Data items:
* * * * * * * * *

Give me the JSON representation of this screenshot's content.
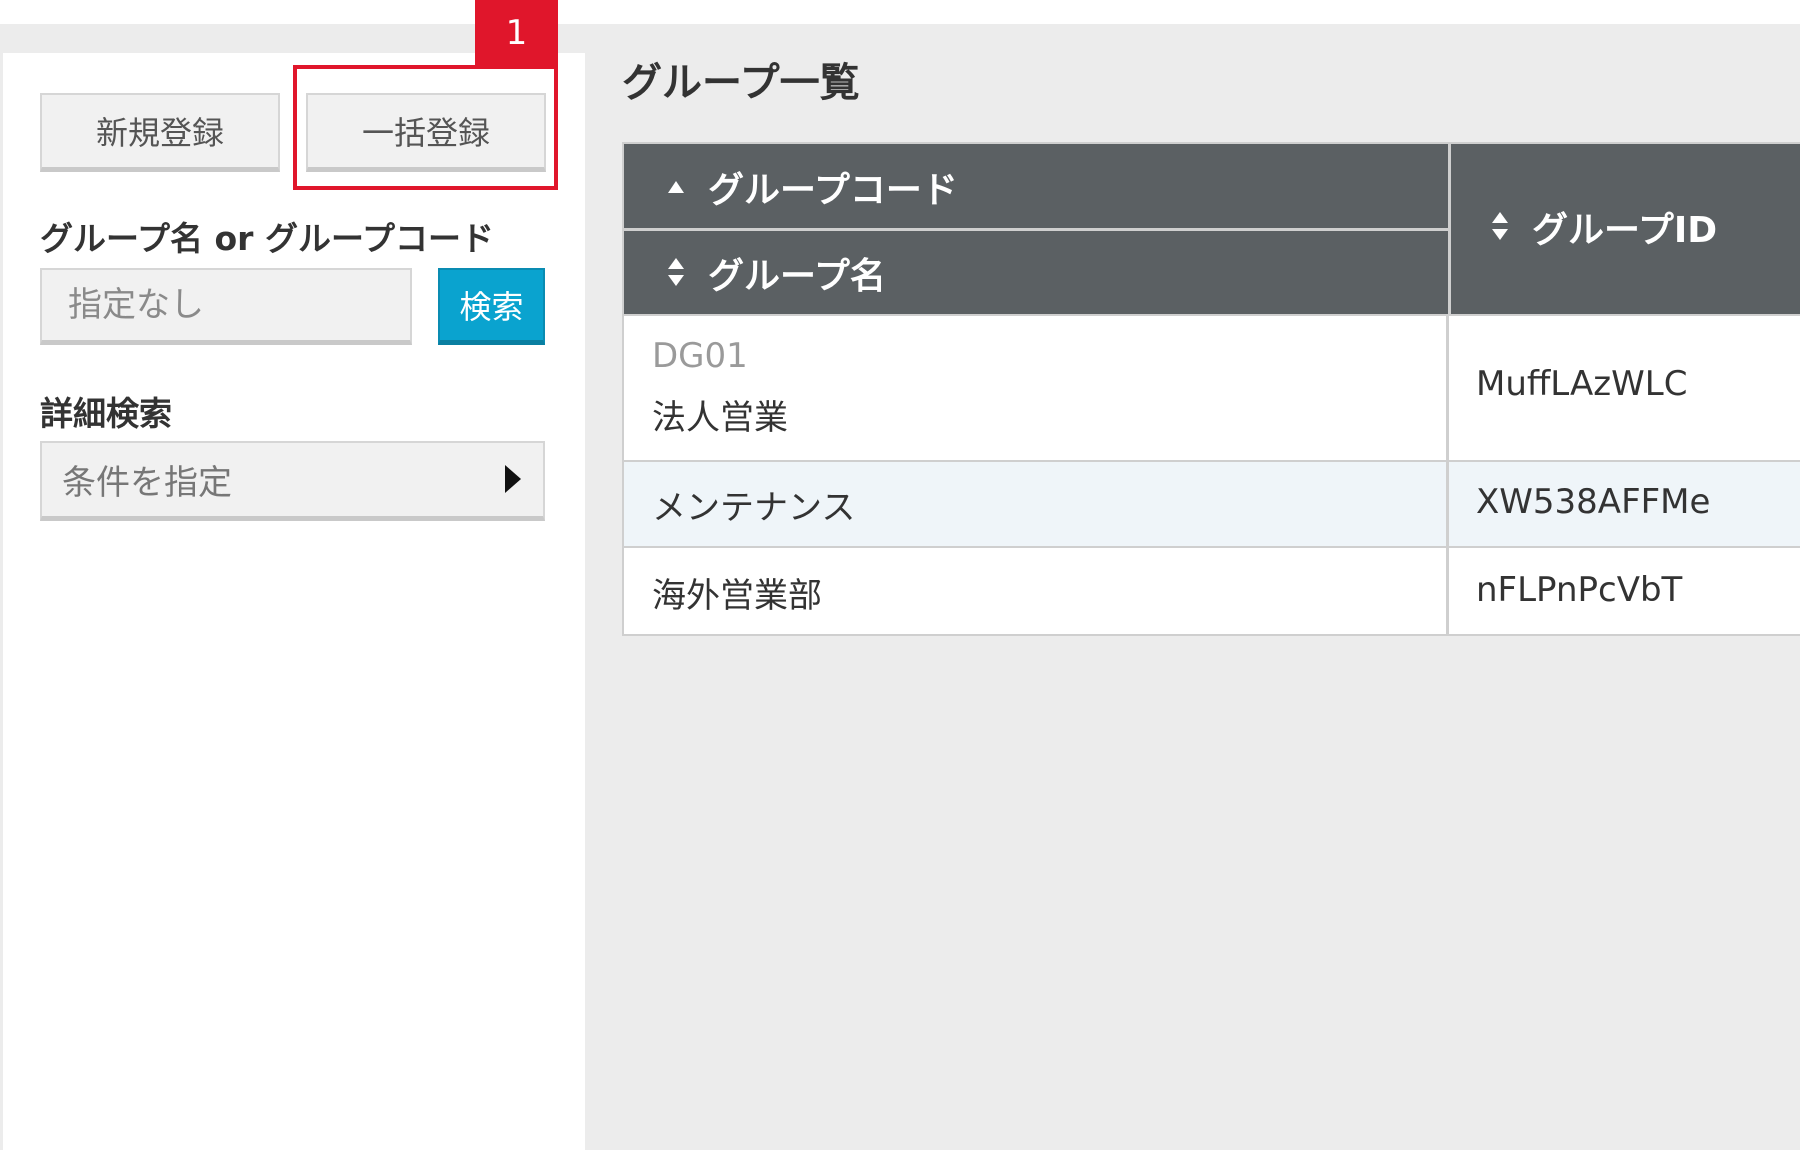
{
  "sidebar": {
    "new_button_label": "新規登録",
    "bulk_button_label": "一括登録",
    "search_label": "グループ名 or グループコード",
    "search_placeholder": "指定なし",
    "search_button_label": "検索",
    "detail_label": "詳細検索",
    "detail_select_value": "条件を指定"
  },
  "annotation": {
    "badge_number": "1"
  },
  "main": {
    "title": "グループ一覧",
    "table": {
      "headers": {
        "code": "グループコード",
        "name": "グループ名",
        "id": "グループID"
      },
      "rows": [
        {
          "code": "DG01",
          "name": "法人営業",
          "id": "MuffLAzWLC"
        },
        {
          "code": "",
          "name": "メンテナンス",
          "id": "XW538AFFMe"
        },
        {
          "code": "",
          "name": "海外営業部",
          "id": "nFLPnPcVbT"
        }
      ]
    }
  },
  "colors": {
    "highlight": "#e0162b",
    "search_button": "#0aa3cf",
    "table_header": "#5b6063",
    "row_alt": "#eff5f9"
  },
  "icons": {
    "sort_ascending": "sort-ascending-icon",
    "sort_both": "sort-icon",
    "caret_right": "caret-right-icon"
  }
}
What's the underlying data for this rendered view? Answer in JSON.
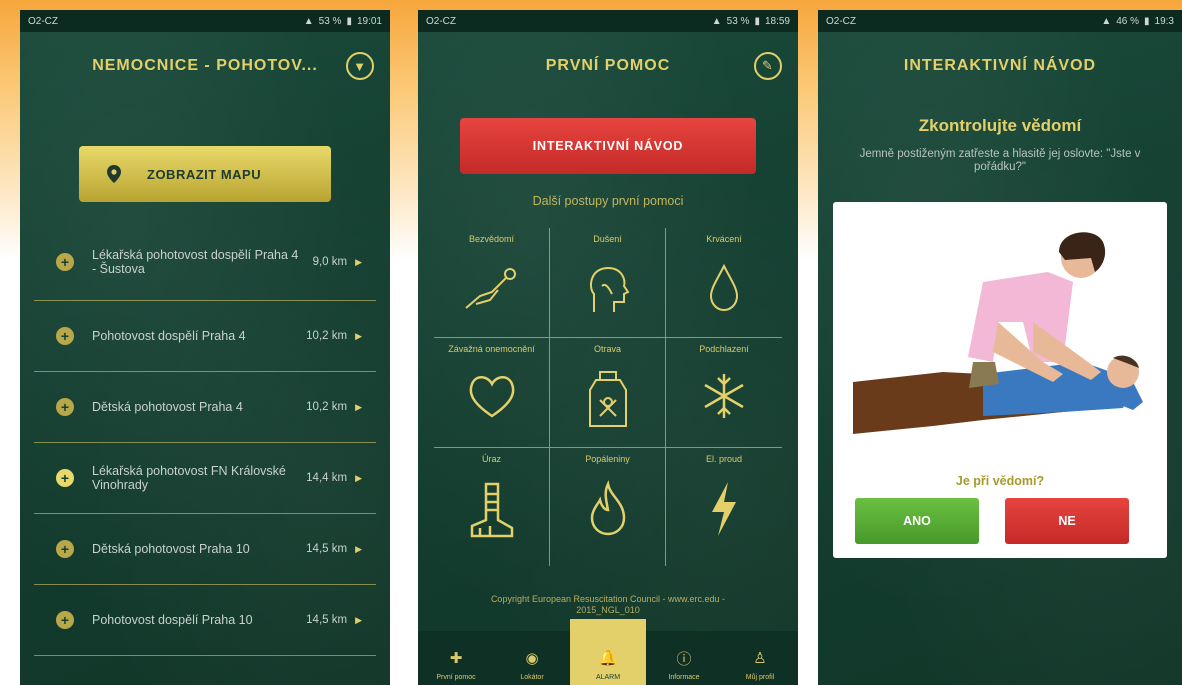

* * * * * * * * *

Your answer should be only the number of lines that hold the word "グループコード".

2